▸ **DIRECTIVE**
Can you reproduce the items below verbatim, from the very first line through the line containing "pain-severity-select[interactable]: 1 bbox=[97, 742, 619, 766]", including both of those lines?

Excerpts from a layout annotation set:
# # # #

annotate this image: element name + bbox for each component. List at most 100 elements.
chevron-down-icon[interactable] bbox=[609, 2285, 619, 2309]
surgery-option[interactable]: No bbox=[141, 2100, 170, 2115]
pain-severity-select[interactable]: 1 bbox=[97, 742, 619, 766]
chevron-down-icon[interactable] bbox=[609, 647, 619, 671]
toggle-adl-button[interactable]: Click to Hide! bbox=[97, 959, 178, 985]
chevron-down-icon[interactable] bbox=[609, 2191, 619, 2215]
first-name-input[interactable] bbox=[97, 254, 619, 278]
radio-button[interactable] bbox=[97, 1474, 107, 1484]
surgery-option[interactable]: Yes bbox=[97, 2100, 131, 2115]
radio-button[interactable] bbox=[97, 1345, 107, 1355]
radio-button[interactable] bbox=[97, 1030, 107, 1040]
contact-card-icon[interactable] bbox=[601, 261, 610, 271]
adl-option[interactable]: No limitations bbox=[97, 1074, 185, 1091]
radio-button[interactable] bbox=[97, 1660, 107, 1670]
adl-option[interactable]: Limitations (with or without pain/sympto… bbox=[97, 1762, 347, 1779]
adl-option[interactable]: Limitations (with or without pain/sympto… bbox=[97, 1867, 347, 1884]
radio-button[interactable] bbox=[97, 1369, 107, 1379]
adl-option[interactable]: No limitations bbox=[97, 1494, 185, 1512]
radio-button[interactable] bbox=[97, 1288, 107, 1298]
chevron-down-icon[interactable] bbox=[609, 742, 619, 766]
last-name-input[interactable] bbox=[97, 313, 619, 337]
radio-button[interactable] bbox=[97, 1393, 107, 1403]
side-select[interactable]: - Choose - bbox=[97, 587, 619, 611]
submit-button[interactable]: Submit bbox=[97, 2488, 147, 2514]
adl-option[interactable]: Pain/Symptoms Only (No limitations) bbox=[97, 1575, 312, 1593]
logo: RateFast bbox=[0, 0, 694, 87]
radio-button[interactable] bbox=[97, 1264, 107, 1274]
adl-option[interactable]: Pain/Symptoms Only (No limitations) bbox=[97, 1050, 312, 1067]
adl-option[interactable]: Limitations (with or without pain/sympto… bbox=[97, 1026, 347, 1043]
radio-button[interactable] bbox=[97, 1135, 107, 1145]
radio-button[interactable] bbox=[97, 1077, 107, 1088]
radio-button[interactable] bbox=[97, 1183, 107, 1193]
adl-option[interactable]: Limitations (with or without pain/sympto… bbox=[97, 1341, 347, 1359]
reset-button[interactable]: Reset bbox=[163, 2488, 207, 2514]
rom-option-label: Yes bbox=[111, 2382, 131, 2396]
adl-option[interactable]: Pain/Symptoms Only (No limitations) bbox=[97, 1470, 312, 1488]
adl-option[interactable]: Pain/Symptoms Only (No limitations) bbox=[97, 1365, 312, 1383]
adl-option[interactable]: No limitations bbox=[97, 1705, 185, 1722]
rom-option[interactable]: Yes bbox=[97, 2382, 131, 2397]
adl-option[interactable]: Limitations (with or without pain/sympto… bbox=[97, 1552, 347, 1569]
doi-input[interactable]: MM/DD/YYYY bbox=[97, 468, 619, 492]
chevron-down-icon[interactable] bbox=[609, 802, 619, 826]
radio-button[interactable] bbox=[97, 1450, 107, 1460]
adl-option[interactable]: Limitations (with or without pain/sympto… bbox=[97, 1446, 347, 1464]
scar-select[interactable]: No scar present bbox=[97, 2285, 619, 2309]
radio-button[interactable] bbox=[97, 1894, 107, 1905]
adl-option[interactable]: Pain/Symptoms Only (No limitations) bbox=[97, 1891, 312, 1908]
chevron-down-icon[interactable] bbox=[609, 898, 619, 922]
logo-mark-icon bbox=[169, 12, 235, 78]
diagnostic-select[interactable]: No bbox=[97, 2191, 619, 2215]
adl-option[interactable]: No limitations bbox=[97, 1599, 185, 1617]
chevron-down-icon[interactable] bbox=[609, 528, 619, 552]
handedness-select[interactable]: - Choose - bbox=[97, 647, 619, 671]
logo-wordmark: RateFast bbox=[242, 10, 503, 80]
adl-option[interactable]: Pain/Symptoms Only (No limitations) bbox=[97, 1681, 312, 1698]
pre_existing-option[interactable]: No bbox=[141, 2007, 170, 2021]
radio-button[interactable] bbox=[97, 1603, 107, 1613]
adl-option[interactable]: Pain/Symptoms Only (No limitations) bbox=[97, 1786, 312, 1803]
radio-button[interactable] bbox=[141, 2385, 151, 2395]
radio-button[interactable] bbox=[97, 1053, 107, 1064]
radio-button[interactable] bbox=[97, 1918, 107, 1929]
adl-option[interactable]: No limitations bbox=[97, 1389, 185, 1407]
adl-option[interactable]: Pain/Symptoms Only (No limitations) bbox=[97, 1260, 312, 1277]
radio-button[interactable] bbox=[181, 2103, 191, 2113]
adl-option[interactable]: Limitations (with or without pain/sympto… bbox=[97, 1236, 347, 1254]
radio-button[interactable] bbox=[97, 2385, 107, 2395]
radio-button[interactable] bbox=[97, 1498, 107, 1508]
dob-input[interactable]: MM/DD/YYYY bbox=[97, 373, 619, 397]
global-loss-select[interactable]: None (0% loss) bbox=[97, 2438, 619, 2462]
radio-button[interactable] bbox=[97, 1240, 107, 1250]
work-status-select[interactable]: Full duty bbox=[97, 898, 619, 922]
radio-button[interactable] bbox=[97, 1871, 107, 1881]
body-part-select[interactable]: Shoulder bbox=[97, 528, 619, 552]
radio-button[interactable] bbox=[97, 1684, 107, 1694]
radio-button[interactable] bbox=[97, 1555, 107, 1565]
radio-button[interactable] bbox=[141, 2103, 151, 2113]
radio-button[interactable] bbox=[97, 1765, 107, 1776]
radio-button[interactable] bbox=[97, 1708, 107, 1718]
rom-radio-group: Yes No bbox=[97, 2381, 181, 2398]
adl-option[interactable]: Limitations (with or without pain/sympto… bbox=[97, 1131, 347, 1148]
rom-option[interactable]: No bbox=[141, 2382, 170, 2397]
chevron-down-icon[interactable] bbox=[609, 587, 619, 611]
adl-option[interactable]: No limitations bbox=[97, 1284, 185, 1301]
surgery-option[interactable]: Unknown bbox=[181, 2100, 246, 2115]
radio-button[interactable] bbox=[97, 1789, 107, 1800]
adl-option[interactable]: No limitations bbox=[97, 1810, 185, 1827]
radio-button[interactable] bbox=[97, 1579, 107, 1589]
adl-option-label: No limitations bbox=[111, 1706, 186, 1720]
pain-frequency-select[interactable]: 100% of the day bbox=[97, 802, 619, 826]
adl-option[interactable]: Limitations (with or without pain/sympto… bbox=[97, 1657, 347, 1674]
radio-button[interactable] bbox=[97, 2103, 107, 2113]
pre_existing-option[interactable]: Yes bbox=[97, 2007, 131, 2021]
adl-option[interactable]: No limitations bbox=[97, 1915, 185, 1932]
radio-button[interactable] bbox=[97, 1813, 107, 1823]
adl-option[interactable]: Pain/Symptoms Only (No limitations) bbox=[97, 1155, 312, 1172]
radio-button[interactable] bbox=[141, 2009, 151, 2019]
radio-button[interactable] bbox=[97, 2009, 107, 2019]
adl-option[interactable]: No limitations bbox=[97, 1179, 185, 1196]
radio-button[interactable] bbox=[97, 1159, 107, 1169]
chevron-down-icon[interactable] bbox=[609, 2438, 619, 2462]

# # # #

▸ **WRITTEN SOLUTION**
annotate this image: element name + bbox for each component. List at most 100 elements.
chevron-down-icon[interactable] bbox=[609, 2285, 619, 2309]
surgery-option[interactable]: No bbox=[141, 2100, 170, 2115]
pain-severity-select[interactable]: 1 bbox=[97, 742, 619, 766]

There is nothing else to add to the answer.